▶ **Given problem**:
Each entry below is to be duplicated verbatim.
# Start of Dataset excerpts
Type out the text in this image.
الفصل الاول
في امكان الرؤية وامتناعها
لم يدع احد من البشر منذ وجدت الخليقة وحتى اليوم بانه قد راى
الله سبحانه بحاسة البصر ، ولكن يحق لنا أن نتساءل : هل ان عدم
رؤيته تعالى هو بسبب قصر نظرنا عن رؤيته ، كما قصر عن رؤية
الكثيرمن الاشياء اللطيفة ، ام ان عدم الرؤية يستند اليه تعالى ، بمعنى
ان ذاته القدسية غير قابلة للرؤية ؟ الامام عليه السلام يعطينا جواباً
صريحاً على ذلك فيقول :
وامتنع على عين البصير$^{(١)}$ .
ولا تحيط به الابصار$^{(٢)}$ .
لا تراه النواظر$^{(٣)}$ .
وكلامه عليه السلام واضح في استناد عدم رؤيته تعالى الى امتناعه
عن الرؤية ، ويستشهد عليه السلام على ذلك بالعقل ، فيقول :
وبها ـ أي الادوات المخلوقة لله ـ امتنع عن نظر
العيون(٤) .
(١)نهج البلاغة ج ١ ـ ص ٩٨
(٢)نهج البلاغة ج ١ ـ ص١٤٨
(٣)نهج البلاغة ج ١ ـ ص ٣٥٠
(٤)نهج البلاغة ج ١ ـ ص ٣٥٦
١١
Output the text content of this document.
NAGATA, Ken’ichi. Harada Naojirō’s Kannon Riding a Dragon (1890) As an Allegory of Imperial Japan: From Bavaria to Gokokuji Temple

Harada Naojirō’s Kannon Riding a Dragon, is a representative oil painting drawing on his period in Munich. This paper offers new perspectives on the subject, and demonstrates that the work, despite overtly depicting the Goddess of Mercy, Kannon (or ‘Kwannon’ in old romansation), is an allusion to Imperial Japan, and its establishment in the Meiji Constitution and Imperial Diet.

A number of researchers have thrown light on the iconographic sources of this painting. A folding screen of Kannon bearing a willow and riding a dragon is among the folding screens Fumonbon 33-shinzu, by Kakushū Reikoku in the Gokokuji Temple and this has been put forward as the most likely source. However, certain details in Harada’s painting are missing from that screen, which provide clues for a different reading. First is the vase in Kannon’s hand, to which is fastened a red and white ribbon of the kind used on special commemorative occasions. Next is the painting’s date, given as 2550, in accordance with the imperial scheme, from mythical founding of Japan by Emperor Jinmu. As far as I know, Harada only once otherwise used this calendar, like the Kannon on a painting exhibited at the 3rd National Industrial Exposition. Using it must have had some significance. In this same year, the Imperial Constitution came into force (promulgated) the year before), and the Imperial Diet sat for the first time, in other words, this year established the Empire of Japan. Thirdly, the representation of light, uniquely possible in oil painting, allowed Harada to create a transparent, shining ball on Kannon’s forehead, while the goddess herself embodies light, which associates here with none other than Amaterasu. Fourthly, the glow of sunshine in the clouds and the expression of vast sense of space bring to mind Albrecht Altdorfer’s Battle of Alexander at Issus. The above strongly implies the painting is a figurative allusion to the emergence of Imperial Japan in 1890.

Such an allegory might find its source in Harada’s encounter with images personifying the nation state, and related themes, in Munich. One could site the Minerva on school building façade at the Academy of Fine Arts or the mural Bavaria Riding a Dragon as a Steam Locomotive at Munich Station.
# End of Dataset excerpts
▶ **Task response**:
Type out the text in this image.
الفصل الاول
في امكان الرؤية وامتناعها
لم يدع احد من البشر منذ وجدت الخليقة وحتى اليوم بانه قد راى
الله سبحانه بحاسة البصر ، ولكن يحق لنا أن نتساءل : هل ان عدم
رؤيته تعالى هو بسبب قصر نظرنا عن رؤيته ، كما قصر عن رؤية
الكثيرمن الاشياء اللطيفة ، ام ان عدم الرؤية يستند اليه تعالى ، بمعنى
ان ذاته القدسية غير قابلة للرؤية ؟ الامام عليه السلام يعطينا جواباً
صريحاً على ذلك فيقول :
وامتنع على عين البصير$^{(١)}$ .
ولا تحيط به الابصار$^{(٢)}$ .
لا تراه النواظر$^{(٣)}$ .
وكلامه عليه السلام واضح في استناد عدم رؤيته تعالى الى امتناعه
عن الرؤية ، ويستشهد عليه السلام على ذلك بالعقل ، فيقول :
وبها ـ أي الادوات المخلوقة لله ـ امتنع عن نظر
العيون(٤) .
(١)نهج البلاغة ج ١ ـ ص ٩٨
(٢)نهج البلاغة ج ١ ـ ص١٤٨
(٣)نهج البلاغة ج ١ ـ ص ٣٥٠
(٤)نهج البلاغة ج ١ ـ ص ٣٥٦
١١
Output the text content of this document.
NAGATA, Ken’ichi. Harada Naojirō’s Kannon Riding a Dragon (1890) As an Allegory of Imperial Japan: From Bavaria to Gokokuji Temple

Harada Naojirō’s Kannon Riding a Dragon, is a representative oil painting drawing on his period in Munich. This paper offers new perspectives on the subject, and demonstrates that the work, despite overtly depicting the Goddess of Mercy, Kannon (or ‘Kwannon’ in old romansation), is an allusion to Imperial Japan, and its establishment in the Meiji Constitution and Imperial Diet.

A number of researchers have thrown light on the iconographic sources of this painting. A folding screen of Kannon bearing a willow and riding a dragon is among the folding screens Fumonbon 33-shinzu, by Kakushū Reikoku in the Gokokuji Temple and this has been put forward as the most likely source. However, certain details in Harada’s painting are missing from that screen, which provide clues for a different reading. First is the vase in Kannon’s hand, to which is fastened a red and white ribbon of the kind used on special commemorative occasions. Next is the painting’s date, given as 2550, in accordance with the imperial scheme, from mythical founding of Japan by Emperor Jinmu. As far as I know, Harada only once otherwise used this calendar, like the Kannon on a painting exhibited at the 3rd National Industrial Exposition. Using it must have had some significance. In this same year, the Imperial Constitution came into force (promulgated) the year before), and the Imperial Diet sat for the first time, in other words, this year established the Empire of Japan. Thirdly, the representation of light, uniquely possible in oil painting, allowed Harada to create a transparent, shining ball on Kannon’s forehead, while the goddess herself embodies light, which associates here with none other than Amaterasu. Fourthly, the glow of sunshine in the clouds and the expression of vast sense of space bring to mind Albrecht Altdorfer’s Battle of Alexander at Issus. The above strongly implies the painting is a figurative allusion to the emergence of Imperial Japan in 1890.

Such an allegory might find its source in Harada’s encounter with images personifying the nation state, and related themes, in Munich. One could site the Minerva on school building façade at the Academy of Fine Arts or the mural Bavaria Riding a Dragon as a Steam Locomotive at Munich Station.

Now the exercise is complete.